TASK STATEMENT:
Each line of the listing must be transcribed exactly, except for the images, which should be excluded.

[Dataset records on visual material]

<<<<

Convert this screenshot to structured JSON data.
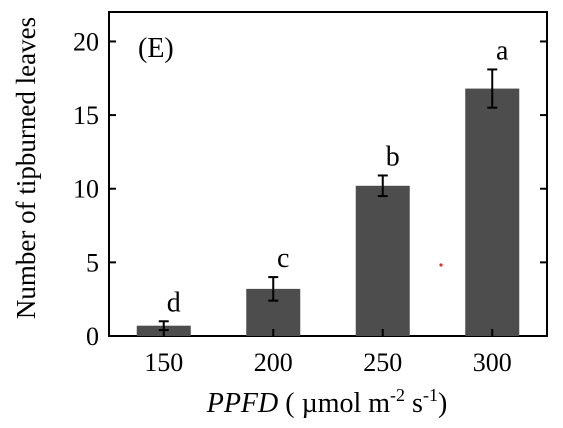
{
  "chart_data": {
    "type": "bar",
    "panel_label": "(E)",
    "categories": [
      "150",
      "200",
      "250",
      "300"
    ],
    "values": [
      0.7,
      3.2,
      10.2,
      16.8
    ],
    "errors": [
      0.3,
      0.8,
      0.7,
      1.3
    ],
    "significance_letters": [
      "d",
      "c",
      "b",
      "a"
    ],
    "ylabel": "Number of tipburned leaves",
    "xlabel": {
      "italic": "PPFD",
      "unit_prefix": " ( µmol m",
      "sup1": "-2",
      "unit_mid": " s",
      "sup2": "-1",
      "unit_suffix": ")"
    },
    "yticks": [
      0,
      5,
      10,
      15,
      20
    ],
    "ylim": [
      0,
      22
    ],
    "grid": false,
    "legend": "none",
    "bar_color": "#4d4d4d",
    "axis_color": "#000000",
    "stray_marker_color": "#e03030"
  }
}
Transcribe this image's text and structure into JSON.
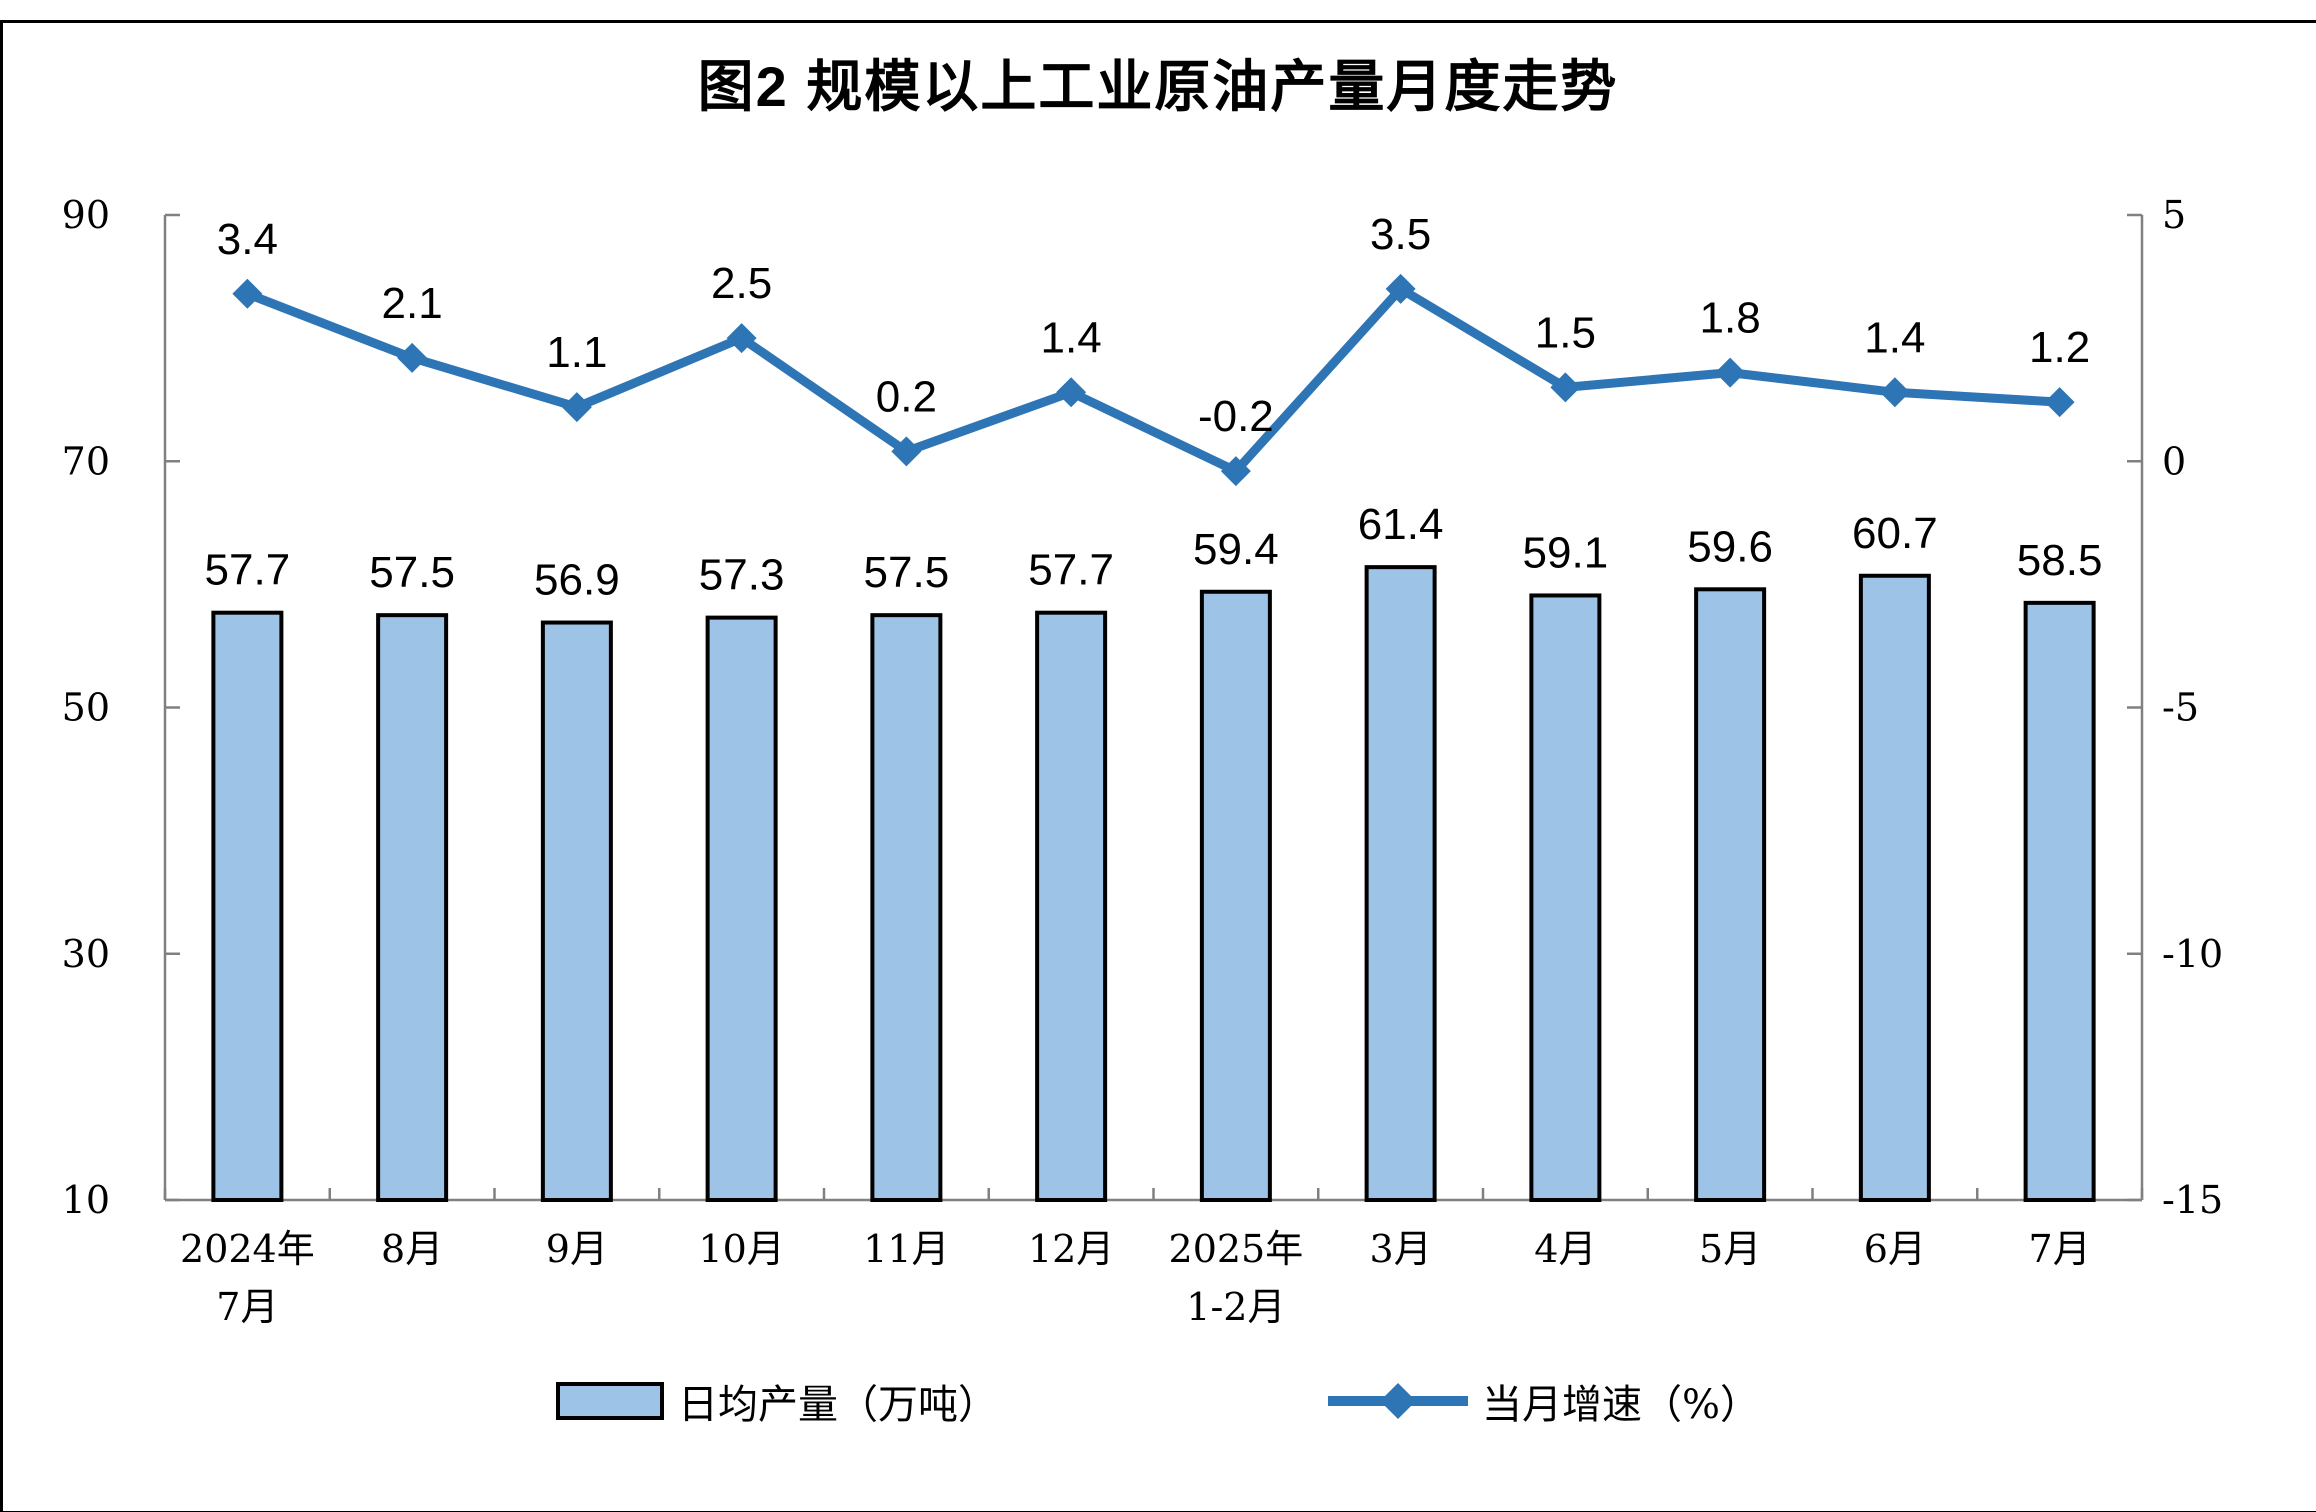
{
  "page": {
    "title": "图2 规模以上工业原油产量月度走势"
  },
  "chart_data": {
    "type": "combo-bar-line",
    "title": "图2 规模以上工业原油产量月度走势",
    "categories": [
      [
        "2024年",
        "7月"
      ],
      [
        "8月"
      ],
      [
        "9月"
      ],
      [
        "10月"
      ],
      [
        "11月"
      ],
      [
        "12月"
      ],
      [
        "2025年",
        "1-2月"
      ],
      [
        "3月"
      ],
      [
        "4月"
      ],
      [
        "5月"
      ],
      [
        "6月"
      ],
      [
        "7月"
      ]
    ],
    "series": [
      {
        "name": "日均产量（万吨）",
        "type": "bar",
        "axis": "left",
        "values": [
          57.7,
          57.5,
          56.9,
          57.3,
          57.5,
          57.7,
          59.4,
          61.4,
          59.1,
          59.6,
          60.7,
          58.5
        ],
        "fill": "#9DC3E6",
        "border": "#000000"
      },
      {
        "name": "当月增速（%）",
        "type": "line",
        "axis": "right",
        "values": [
          3.4,
          2.1,
          1.1,
          2.5,
          0.2,
          1.4,
          -0.2,
          3.5,
          1.5,
          1.8,
          1.4,
          1.2
        ],
        "color": "#2E75B6",
        "marker": "diamond"
      }
    ],
    "left_axis": {
      "min": 10,
      "max": 90,
      "ticks": [
        90,
        70,
        50,
        30,
        10
      ]
    },
    "right_axis": {
      "min": -15,
      "max": 5,
      "ticks": [
        5,
        0,
        -5,
        -10,
        -15
      ]
    },
    "xlabel": "",
    "ylabel_left": "",
    "ylabel_right": "",
    "grid": false,
    "data_labels": true,
    "legend_position": "bottom",
    "axis_color": "#808080",
    "text_color": "#000000"
  }
}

>>>>

EXERCISE SOLUTION:
Convert this screenshot to structured JSON data.
{
  "chart_data": {
    "type": "bar",
    "panel_label": "(E)",
    "categories": [
      "150",
      "200",
      "250",
      "300"
    ],
    "values": [
      0.7,
      3.2,
      10.2,
      16.8
    ],
    "errors": [
      0.3,
      0.8,
      0.7,
      1.3
    ],
    "significance_letters": [
      "d",
      "c",
      "b",
      "a"
    ],
    "ylabel": "Number of tipburned leaves",
    "xlabel": {
      "italic": "PPFD",
      "unit_prefix": " ( µmol m",
      "sup1": "-2",
      "unit_mid": " s",
      "sup2": "-1",
      "unit_suffix": ")"
    },
    "yticks": [
      0,
      5,
      10,
      15,
      20
    ],
    "ylim": [
      0,
      22
    ],
    "grid": false,
    "legend": "none",
    "bar_color": "#4d4d4d",
    "axis_color": "#000000",
    "stray_marker_color": "#e03030"
  }
}
Transcribe this image's text and structure into JSON.
{
  "page": {
    "title": "图2 规模以上工业原油产量月度走势"
  },
  "chart_data": {
    "type": "combo-bar-line",
    "title": "图2 规模以上工业原油产量月度走势",
    "categories": [
      [
        "2024年",
        "7月"
      ],
      [
        "8月"
      ],
      [
        "9月"
      ],
      [
        "10月"
      ],
      [
        "11月"
      ],
      [
        "12月"
      ],
      [
        "2025年",
        "1-2月"
      ],
      [
        "3月"
      ],
      [
        "4月"
      ],
      [
        "5月"
      ],
      [
        "6月"
      ],
      [
        "7月"
      ]
    ],
    "series": [
      {
        "name": "日均产量（万吨）",
        "type": "bar",
        "axis": "left",
        "values": [
          57.7,
          57.5,
          56.9,
          57.3,
          57.5,
          57.7,
          59.4,
          61.4,
          59.1,
          59.6,
          60.7,
          58.5
        ],
        "fill": "#9DC3E6",
        "border": "#000000"
      },
      {
        "name": "当月增速（%）",
        "type": "line",
        "axis": "right",
        "values": [
          3.4,
          2.1,
          1.1,
          2.5,
          0.2,
          1.4,
          -0.2,
          3.5,
          1.5,
          1.8,
          1.4,
          1.2
        ],
        "color": "#2E75B6",
        "marker": "diamond"
      }
    ],
    "left_axis": {
      "min": 10,
      "max": 90,
      "ticks": [
        90,
        70,
        50,
        30,
        10
      ]
    },
    "right_axis": {
      "min": -15,
      "max": 5,
      "ticks": [
        5,
        0,
        -5,
        -10,
        -15
      ]
    },
    "xlabel": "",
    "ylabel_left": "",
    "ylabel_right": "",
    "grid": false,
    "data_labels": true,
    "legend_position": "bottom",
    "axis_color": "#808080",
    "text_color": "#000000"
  }
}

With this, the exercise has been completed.